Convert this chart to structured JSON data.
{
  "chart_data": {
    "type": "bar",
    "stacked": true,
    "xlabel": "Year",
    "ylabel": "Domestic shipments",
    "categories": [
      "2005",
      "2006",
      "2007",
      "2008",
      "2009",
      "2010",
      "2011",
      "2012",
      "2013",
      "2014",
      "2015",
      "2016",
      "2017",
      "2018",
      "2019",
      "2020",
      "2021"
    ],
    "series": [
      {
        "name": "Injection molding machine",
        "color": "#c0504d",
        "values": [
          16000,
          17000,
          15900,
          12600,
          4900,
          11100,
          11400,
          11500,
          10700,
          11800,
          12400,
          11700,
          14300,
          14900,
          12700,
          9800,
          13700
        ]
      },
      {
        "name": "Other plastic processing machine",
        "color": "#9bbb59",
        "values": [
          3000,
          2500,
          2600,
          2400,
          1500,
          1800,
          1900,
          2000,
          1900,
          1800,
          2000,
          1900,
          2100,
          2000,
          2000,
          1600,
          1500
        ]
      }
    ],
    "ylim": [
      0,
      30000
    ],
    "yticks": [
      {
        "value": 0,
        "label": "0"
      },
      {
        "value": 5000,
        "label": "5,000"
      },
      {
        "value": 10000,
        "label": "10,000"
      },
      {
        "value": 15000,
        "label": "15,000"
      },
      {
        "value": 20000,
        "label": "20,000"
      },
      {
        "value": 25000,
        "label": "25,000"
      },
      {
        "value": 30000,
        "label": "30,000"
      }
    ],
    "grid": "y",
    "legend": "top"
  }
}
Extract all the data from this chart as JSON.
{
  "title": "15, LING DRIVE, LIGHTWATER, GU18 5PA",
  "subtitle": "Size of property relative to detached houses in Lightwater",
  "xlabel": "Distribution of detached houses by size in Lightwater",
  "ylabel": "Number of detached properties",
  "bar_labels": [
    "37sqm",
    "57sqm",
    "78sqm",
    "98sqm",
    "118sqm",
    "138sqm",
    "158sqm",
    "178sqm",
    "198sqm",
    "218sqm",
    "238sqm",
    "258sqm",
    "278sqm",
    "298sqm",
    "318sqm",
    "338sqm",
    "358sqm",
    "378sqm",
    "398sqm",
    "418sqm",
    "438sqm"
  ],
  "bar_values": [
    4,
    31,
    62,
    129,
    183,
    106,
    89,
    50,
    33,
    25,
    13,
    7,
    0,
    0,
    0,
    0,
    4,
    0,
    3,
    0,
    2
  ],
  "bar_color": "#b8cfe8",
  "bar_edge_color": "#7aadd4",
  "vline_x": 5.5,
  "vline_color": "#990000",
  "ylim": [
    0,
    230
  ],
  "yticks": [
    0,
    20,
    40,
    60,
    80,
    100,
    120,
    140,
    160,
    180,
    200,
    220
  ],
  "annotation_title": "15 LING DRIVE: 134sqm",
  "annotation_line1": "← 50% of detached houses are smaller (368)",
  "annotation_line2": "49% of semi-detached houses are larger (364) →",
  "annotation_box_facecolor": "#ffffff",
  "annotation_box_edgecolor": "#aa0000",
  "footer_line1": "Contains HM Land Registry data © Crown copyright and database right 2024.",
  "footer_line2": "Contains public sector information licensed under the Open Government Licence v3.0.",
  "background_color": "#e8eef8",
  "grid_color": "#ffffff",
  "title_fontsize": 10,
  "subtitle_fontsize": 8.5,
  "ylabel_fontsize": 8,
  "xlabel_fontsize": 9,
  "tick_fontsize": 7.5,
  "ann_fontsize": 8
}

= = = =

_TASK TO COMPLETE:_ Return all the data above once more, precisely as given.

_FINAL RESULT:_
Convert this chart to structured JSON data.
{
  "chart_data": {
    "type": "bar",
    "stacked": true,
    "xlabel": "Year",
    "ylabel": "Domestic shipments",
    "categories": [
      "2005",
      "2006",
      "2007",
      "2008",
      "2009",
      "2010",
      "2011",
      "2012",
      "2013",
      "2014",
      "2015",
      "2016",
      "2017",
      "2018",
      "2019",
      "2020",
      "2021"
    ],
    "series": [
      {
        "name": "Injection molding machine",
        "color": "#c0504d",
        "values": [
          16000,
          17000,
          15900,
          12600,
          4900,
          11100,
          11400,
          11500,
          10700,
          11800,
          12400,
          11700,
          14300,
          14900,
          12700,
          9800,
          13700
        ]
      },
      {
        "name": "Other plastic processing machine",
        "color": "#9bbb59",
        "values": [
          3000,
          2500,
          2600,
          2400,
          1500,
          1800,
          1900,
          2000,
          1900,
          1800,
          2000,
          1900,
          2100,
          2000,
          2000,
          1600,
          1500
        ]
      }
    ],
    "ylim": [
      0,
      30000
    ],
    "yticks": [
      {
        "value": 0,
        "label": "0"
      },
      {
        "value": 5000,
        "label": "5,000"
      },
      {
        "value": 10000,
        "label": "10,000"
      },
      {
        "value": 15000,
        "label": "15,000"
      },
      {
        "value": 20000,
        "label": "20,000"
      },
      {
        "value": 25000,
        "label": "25,000"
      },
      {
        "value": 30000,
        "label": "30,000"
      }
    ],
    "grid": "y",
    "legend": "top"
  }
}
Extract all the data from this chart as JSON.
{
  "title": "15, LING DRIVE, LIGHTWATER, GU18 5PA",
  "subtitle": "Size of property relative to detached houses in Lightwater",
  "xlabel": "Distribution of detached houses by size in Lightwater",
  "ylabel": "Number of detached properties",
  "bar_labels": [
    "37sqm",
    "57sqm",
    "78sqm",
    "98sqm",
    "118sqm",
    "138sqm",
    "158sqm",
    "178sqm",
    "198sqm",
    "218sqm",
    "238sqm",
    "258sqm",
    "278sqm",
    "298sqm",
    "318sqm",
    "338sqm",
    "358sqm",
    "378sqm",
    "398sqm",
    "418sqm",
    "438sqm"
  ],
  "bar_values": [
    4,
    31,
    62,
    129,
    183,
    106,
    89,
    50,
    33,
    25,
    13,
    7,
    0,
    0,
    0,
    0,
    4,
    0,
    3,
    0,
    2
  ],
  "bar_color": "#b8cfe8",
  "bar_edge_color": "#7aadd4",
  "vline_x": 5.5,
  "vline_color": "#990000",
  "ylim": [
    0,
    230
  ],
  "yticks": [
    0,
    20,
    40,
    60,
    80,
    100,
    120,
    140,
    160,
    180,
    200,
    220
  ],
  "annotation_title": "15 LING DRIVE: 134sqm",
  "annotation_line1": "← 50% of detached houses are smaller (368)",
  "annotation_line2": "49% of semi-detached houses are larger (364) →",
  "annotation_box_facecolor": "#ffffff",
  "annotation_box_edgecolor": "#aa0000",
  "footer_line1": "Contains HM Land Registry data © Crown copyright and database right 2024.",
  "footer_line2": "Contains public sector information licensed under the Open Government Licence v3.0.",
  "background_color": "#e8eef8",
  "grid_color": "#ffffff",
  "title_fontsize": 10,
  "subtitle_fontsize": 8.5,
  "ylabel_fontsize": 8,
  "xlabel_fontsize": 9,
  "tick_fontsize": 7.5,
  "ann_fontsize": 8
}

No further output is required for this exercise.